→ Task details: Extract the records below word for word and ignore the images.

•••••

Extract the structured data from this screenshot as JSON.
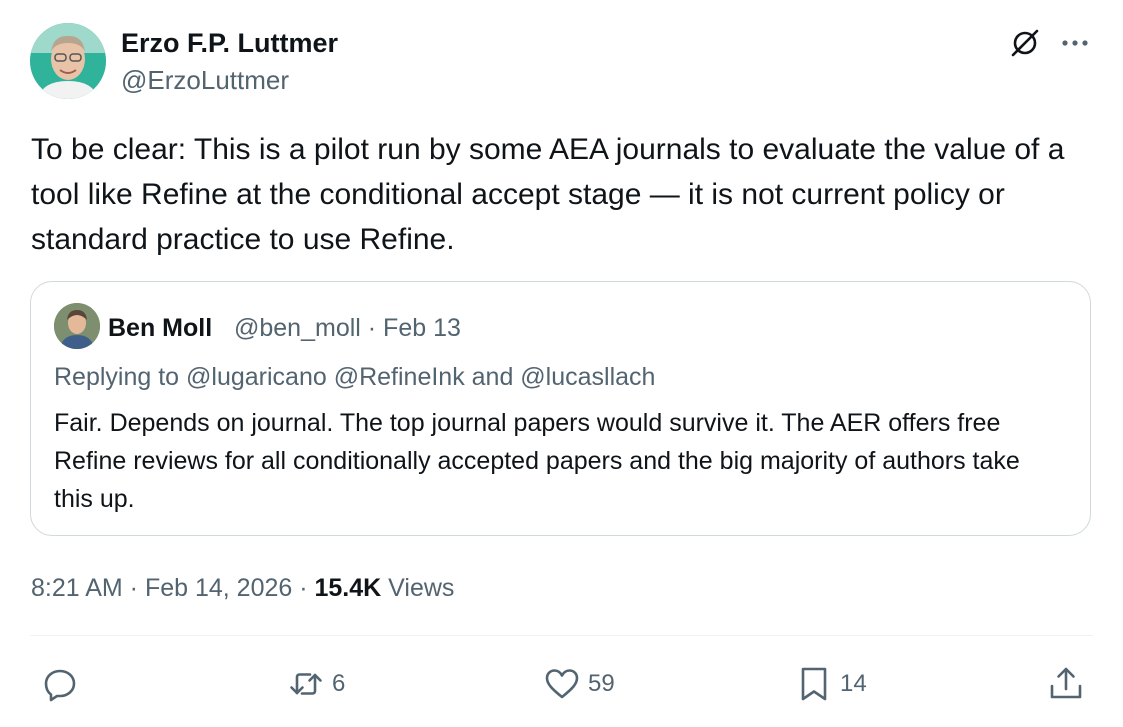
{
  "author": {
    "display_name": "Erzo F.P. Luttmer",
    "handle": "@ErzoLuttmer"
  },
  "icons": {
    "grok": "grok-icon",
    "more": "more-options-icon",
    "reply": "reply-icon",
    "retweet": "retweet-icon",
    "like": "heart-icon",
    "bookmark": "bookmark-icon",
    "share": "share-icon"
  },
  "tweet": {
    "text": "To be clear: This is a pilot run by some AEA journals to evaluate the value of a tool like Refine at the conditional accept stage — it is not current policy or standard practice to use Refine."
  },
  "quote": {
    "display_name": "Ben Moll",
    "meta": "@ben_moll · Feb 13",
    "replying_to": "Replying to @lugaricano @RefineInk and @lucasllach",
    "text": "Fair. Depends on journal. The top journal papers would survive it. The AER offers free Refine reviews for all conditionally accepted papers and the big majority of authors take this up."
  },
  "timestamp": "8:21 AM · Feb 14, 2026 · ",
  "views": {
    "count": "15.4K",
    "label": " Views"
  },
  "actions": {
    "replies": "",
    "retweets": "6",
    "likes": "59",
    "bookmarks": "14"
  },
  "colors": {
    "text": "#0f1419",
    "secondary": "#536471",
    "border": "#cfd9de"
  }
}
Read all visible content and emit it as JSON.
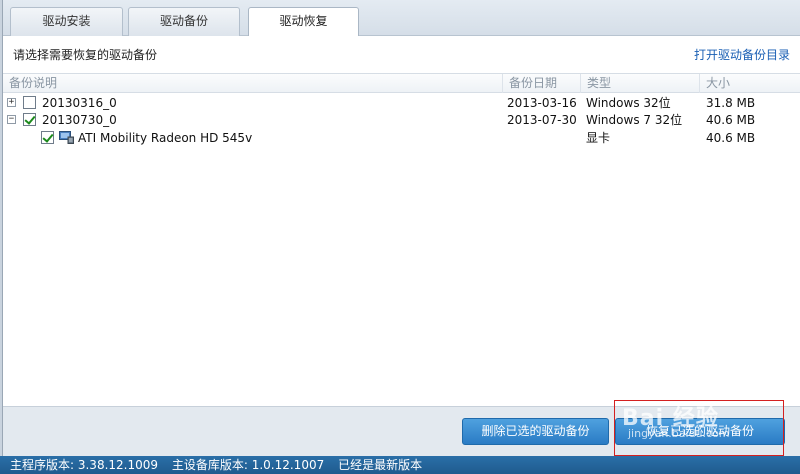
{
  "tabs": [
    {
      "label": "驱动安装",
      "active": false
    },
    {
      "label": "驱动备份",
      "active": false
    },
    {
      "label": "驱动恢复",
      "active": true
    }
  ],
  "panel": {
    "hint": "请选择需要恢复的驱动备份",
    "open_dir_link": "打开驱动备份目录"
  },
  "table": {
    "headers": {
      "name": "备份说明",
      "date": "备份日期",
      "type": "类型",
      "size": "大小"
    },
    "rows": [
      {
        "expander": "+",
        "checked": false,
        "name": "20130316_0",
        "date": "2013-03-16",
        "type": "Windows 32位",
        "size": "31.8 MB"
      },
      {
        "expander": "−",
        "checked": true,
        "name": "20130730_0",
        "date": "2013-07-30",
        "type": "Windows 7 32位",
        "size": "40.6 MB"
      },
      {
        "child": true,
        "checked": true,
        "icon": "display-adapter-icon",
        "name": "ATI Mobility Radeon HD 545v",
        "date": "",
        "type": "显卡",
        "size": "40.6 MB"
      }
    ]
  },
  "actions": {
    "delete_label": "删除已选的驱动备份",
    "restore_label": "恢复已选的驱动备份"
  },
  "watermark": {
    "text": "Bai 经验",
    "url": "jingyan.baidu.com"
  },
  "status": {
    "program_version": "主程序版本: 3.38.12.1009",
    "db_version": "主设备库版本: 1.0.12.1007",
    "state": "已经是最新版本"
  },
  "colors": {
    "accent": "#2a7bc4",
    "status_bar": "#1f5b8e",
    "link": "#1a5fb4",
    "check": "#1c8a1c",
    "highlight": "#d42020"
  }
}
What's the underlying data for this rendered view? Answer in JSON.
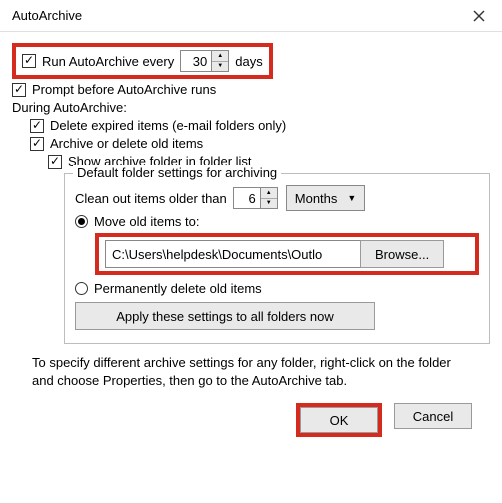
{
  "title": "AutoArchive",
  "run": {
    "label_prefix": "Run AutoArchive every",
    "value": "30",
    "label_suffix": "days",
    "checked": true
  },
  "prompt": {
    "label": "Prompt before AutoArchive runs",
    "checked": true
  },
  "during_label": "During AutoArchive:",
  "delete_expired": {
    "label": "Delete expired items (e-mail folders only)",
    "checked": true
  },
  "archive_old": {
    "label": "Archive or delete old items",
    "checked": true
  },
  "show_folder": {
    "label": "Show archive folder in folder list",
    "checked": true
  },
  "fieldset": {
    "legend": "Default folder settings for archiving",
    "cleanout_label": "Clean out items older than",
    "cleanout_value": "6",
    "cleanout_unit": "Months",
    "move_label": "Move old items to:",
    "move_checked": true,
    "path": "C:\\Users\\helpdesk\\Documents\\Outlo",
    "browse_label": "Browse...",
    "perm_label": "Permanently delete old items",
    "perm_checked": false,
    "apply_label": "Apply these settings to all folders now"
  },
  "info_text": "To specify different archive settings for any folder, right-click on the folder and choose Properties, then go to the AutoArchive tab.",
  "buttons": {
    "ok": "OK",
    "cancel": "Cancel"
  }
}
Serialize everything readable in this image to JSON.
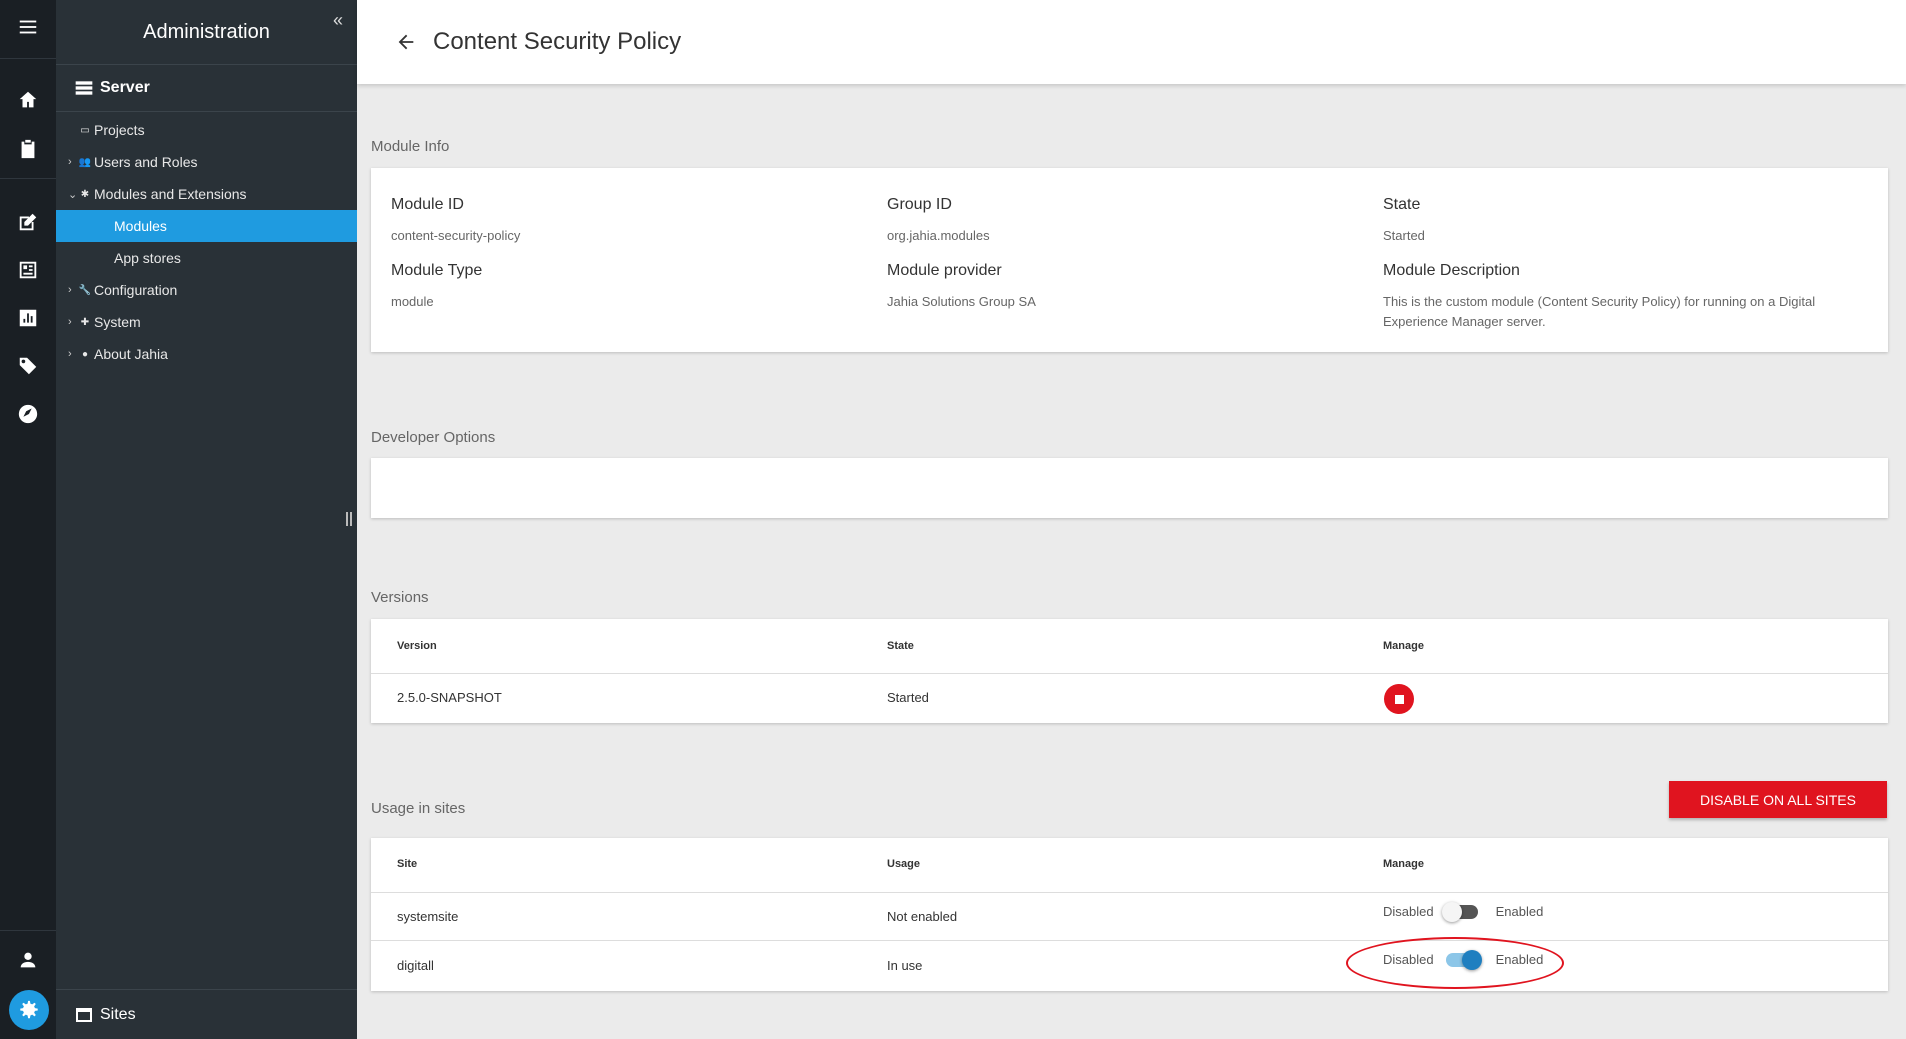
{
  "sidebar": {
    "title": "Administration",
    "collapse": "«",
    "section": "Server",
    "items": [
      {
        "label": "Projects",
        "icon": "projects-icon",
        "chev": "",
        "glyph": "▭"
      },
      {
        "label": "Users and Roles",
        "icon": "users-icon",
        "chev": "›",
        "glyph": "👥"
      },
      {
        "label": "Modules and Extensions",
        "icon": "puzzle-icon",
        "chev": "⌄",
        "glyph": "✱"
      },
      {
        "label": "Modules",
        "icon": "",
        "chev": "",
        "glyph": ""
      },
      {
        "label": "App stores",
        "icon": "",
        "chev": "",
        "glyph": ""
      },
      {
        "label": "Configuration",
        "icon": "wrench-icon",
        "chev": "›",
        "glyph": "🔧"
      },
      {
        "label": "System",
        "icon": "plus-icon",
        "chev": "›",
        "glyph": "✚"
      },
      {
        "label": "About Jahia",
        "icon": "info-icon",
        "chev": "›",
        "glyph": "●"
      }
    ],
    "footer": "Sites"
  },
  "header": {
    "title": "Content Security Policy"
  },
  "module_info": {
    "label": "Module Info",
    "module_id_label": "Module ID",
    "module_id": "content-security-policy",
    "group_id_label": "Group ID",
    "group_id": "org.jahia.modules",
    "state_label": "State",
    "state": "Started",
    "type_label": "Module Type",
    "type": "module",
    "provider_label": "Module provider",
    "provider": "Jahia Solutions Group SA",
    "description_label": "Module Description",
    "description": "This is the custom module (Content Security Policy) for running on a Digital Experience Manager server."
  },
  "developer_options": {
    "label": "Developer Options"
  },
  "versions": {
    "label": "Versions",
    "headers": [
      "Version",
      "State",
      "Manage"
    ],
    "rows": [
      {
        "version": "2.5.0-SNAPSHOT",
        "state": "Started"
      }
    ]
  },
  "usage": {
    "label": "Usage in sites",
    "disable_all": "DISABLE ON ALL SITES",
    "headers": [
      "Site",
      "Usage",
      "Manage"
    ],
    "disabled_label": "Disabled",
    "enabled_label": "Enabled",
    "rows": [
      {
        "site": "systemsite",
        "usage": "Not enabled",
        "enabled": false
      },
      {
        "site": "digitall",
        "usage": "In use",
        "enabled": true
      }
    ]
  }
}
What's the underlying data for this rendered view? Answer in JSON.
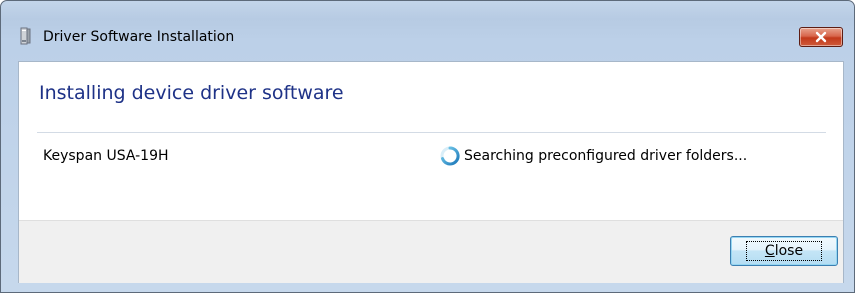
{
  "window": {
    "title": "Driver Software Installation",
    "close_icon": "close-x-icon"
  },
  "main": {
    "heading": "Installing device driver software",
    "devices": [
      {
        "name": "Keyspan USA-19H",
        "status": "Searching preconfigured driver folders...",
        "status_icon": "busy-spinner-icon"
      }
    ]
  },
  "footer": {
    "close_button": {
      "mnemonic": "C",
      "rest": "lose"
    }
  },
  "colors": {
    "heading": "#1e3287",
    "titlebar_close": "#c2391b",
    "button_border": "#3c7fb1"
  }
}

•••••

→ Output:
Extract the structured data from this screenshot as JSON.
{
  "author": {
    "display_name": "Erzo F.P. Luttmer",
    "handle": "@ErzoLuttmer"
  },
  "icons": {
    "grok": "grok-icon",
    "more": "more-options-icon",
    "reply": "reply-icon",
    "retweet": "retweet-icon",
    "like": "heart-icon",
    "bookmark": "bookmark-icon",
    "share": "share-icon"
  },
  "tweet": {
    "text": "To be clear: This is a pilot run by some AEA journals to evaluate the value of a tool like Refine at the conditional accept stage — it is not current policy or standard practice to use Refine."
  },
  "quote": {
    "display_name": "Ben Moll",
    "meta": "@ben_moll · Feb 13",
    "replying_to": "Replying to @lugaricano @RefineInk and @lucasllach",
    "text": "Fair. Depends on journal. The top journal papers would survive it. The AER offers free Refine reviews for all conditionally accepted papers and the big majority of authors take this up."
  },
  "timestamp": "8:21 AM · Feb 14, 2026 · ",
  "views": {
    "count": "15.4K",
    "label": " Views"
  },
  "actions": {
    "replies": "",
    "retweets": "6",
    "likes": "59",
    "bookmarks": "14"
  },
  "colors": {
    "text": "#0f1419",
    "secondary": "#536471",
    "border": "#cfd9de"
  }
}
Read all visible content and emit it as JSON.
{
  "tabs": [
    {
      "label": "驱动安装",
      "active": false
    },
    {
      "label": "驱动备份",
      "active": false
    },
    {
      "label": "驱动恢复",
      "active": true
    }
  ],
  "panel": {
    "hint": "请选择需要恢复的驱动备份",
    "open_dir_link": "打开驱动备份目录"
  },
  "table": {
    "headers": {
      "name": "备份说明",
      "date": "备份日期",
      "type": "类型",
      "size": "大小"
    },
    "rows": [
      {
        "expander": "+",
        "checked": false,
        "name": "20130316_0",
        "date": "2013-03-16",
        "type": "Windows 32位",
        "size": "31.8 MB"
      },
      {
        "expander": "−",
        "checked": true,
        "name": "20130730_0",
        "date": "2013-07-30",
        "type": "Windows 7 32位",
        "size": "40.6 MB"
      },
      {
        "child": true,
        "checked": true,
        "icon": "display-adapter-icon",
        "name": "ATI Mobility Radeon HD 545v",
        "date": "",
        "type": "显卡",
        "size": "40.6 MB"
      }
    ]
  },
  "actions": {
    "delete_label": "删除已选的驱动备份",
    "restore_label": "恢复已选的驱动备份"
  },
  "watermark": {
    "text": "Bai 经验",
    "url": "jingyan.baidu.com"
  },
  "status": {
    "program_version": "主程序版本: 3.38.12.1009",
    "db_version": "主设备库版本: 1.0.12.1007",
    "state": "已经是最新版本"
  },
  "colors": {
    "accent": "#2a7bc4",
    "status_bar": "#1f5b8e",
    "link": "#1a5fb4",
    "check": "#1c8a1c",
    "highlight": "#d42020"
  }
}
What's the underlying data for this rendered view? Answer in JSON.
{
  "title": "AutoArchive",
  "run": {
    "label_prefix": "Run AutoArchive every",
    "value": "30",
    "label_suffix": "days",
    "checked": true
  },
  "prompt": {
    "label": "Prompt before AutoArchive runs",
    "checked": true
  },
  "during_label": "During AutoArchive:",
  "delete_expired": {
    "label": "Delete expired items (e-mail folders only)",
    "checked": true
  },
  "archive_old": {
    "label": "Archive or delete old items",
    "checked": true
  },
  "show_folder": {
    "label": "Show archive folder in folder list",
    "checked": true
  },
  "fieldset": {
    "legend": "Default folder settings for archiving",
    "cleanout_label": "Clean out items older than",
    "cleanout_value": "6",
    "cleanout_unit": "Months",
    "move_label": "Move old items to:",
    "move_checked": true,
    "path": "C:\\Users\\helpdesk\\Documents\\Outlo",
    "browse_label": "Browse...",
    "perm_label": "Permanently delete old items",
    "perm_checked": false,
    "apply_label": "Apply these settings to all folders now"
  },
  "info_text": "To specify different archive settings for any folder, right-click on the folder and choose Properties, then go to the AutoArchive tab.",
  "buttons": {
    "ok": "OK",
    "cancel": "Cancel"
  }
}
Serialize everything readable in this image to JSON.
{
  "sidebar": {
    "title": "Administration",
    "collapse": "«",
    "section": "Server",
    "items": [
      {
        "label": "Projects",
        "icon": "projects-icon",
        "chev": "",
        "glyph": "▭"
      },
      {
        "label": "Users and Roles",
        "icon": "users-icon",
        "chev": "›",
        "glyph": "👥"
      },
      {
        "label": "Modules and Extensions",
        "icon": "puzzle-icon",
        "chev": "⌄",
        "glyph": "✱"
      },
      {
        "label": "Modules",
        "icon": "",
        "chev": "",
        "glyph": ""
      },
      {
        "label": "App stores",
        "icon": "",
        "chev": "",
        "glyph": ""
      },
      {
        "label": "Configuration",
        "icon": "wrench-icon",
        "chev": "›",
        "glyph": "🔧"
      },
      {
        "label": "System",
        "icon": "plus-icon",
        "chev": "›",
        "glyph": "✚"
      },
      {
        "label": "About Jahia",
        "icon": "info-icon",
        "chev": "›",
        "glyph": "●"
      }
    ],
    "footer": "Sites"
  },
  "header": {
    "title": "Content Security Policy"
  },
  "module_info": {
    "label": "Module Info",
    "module_id_label": "Module ID",
    "module_id": "content-security-policy",
    "group_id_label": "Group ID",
    "group_id": "org.jahia.modules",
    "state_label": "State",
    "state": "Started",
    "type_label": "Module Type",
    "type": "module",
    "provider_label": "Module provider",
    "provider": "Jahia Solutions Group SA",
    "description_label": "Module Description",
    "description": "This is the custom module (Content Security Policy) for running on a Digital Experience Manager server."
  },
  "developer_options": {
    "label": "Developer Options"
  },
  "versions": {
    "label": "Versions",
    "headers": [
      "Version",
      "State",
      "Manage"
    ],
    "rows": [
      {
        "version": "2.5.0-SNAPSHOT",
        "state": "Started"
      }
    ]
  },
  "usage": {
    "label": "Usage in sites",
    "disable_all": "DISABLE ON ALL SITES",
    "headers": [
      "Site",
      "Usage",
      "Manage"
    ],
    "disabled_label": "Disabled",
    "enabled_label": "Enabled",
    "rows": [
      {
        "site": "systemsite",
        "usage": "Not enabled",
        "enabled": false
      },
      {
        "site": "digitall",
        "usage": "In use",
        "enabled": true
      }
    ]
  }
}
What's the underlying data for this rendered view? Answer in JSON.
{
  "window": {
    "title": "Driver Software Installation",
    "close_icon": "close-x-icon"
  },
  "main": {
    "heading": "Installing device driver software",
    "devices": [
      {
        "name": "Keyspan USA-19H",
        "status": "Searching preconfigured driver folders...",
        "status_icon": "busy-spinner-icon"
      }
    ]
  },
  "footer": {
    "close_button": {
      "mnemonic": "C",
      "rest": "lose"
    }
  },
  "colors": {
    "heading": "#1e3287",
    "titlebar_close": "#c2391b",
    "button_border": "#3c7fb1"
  }
}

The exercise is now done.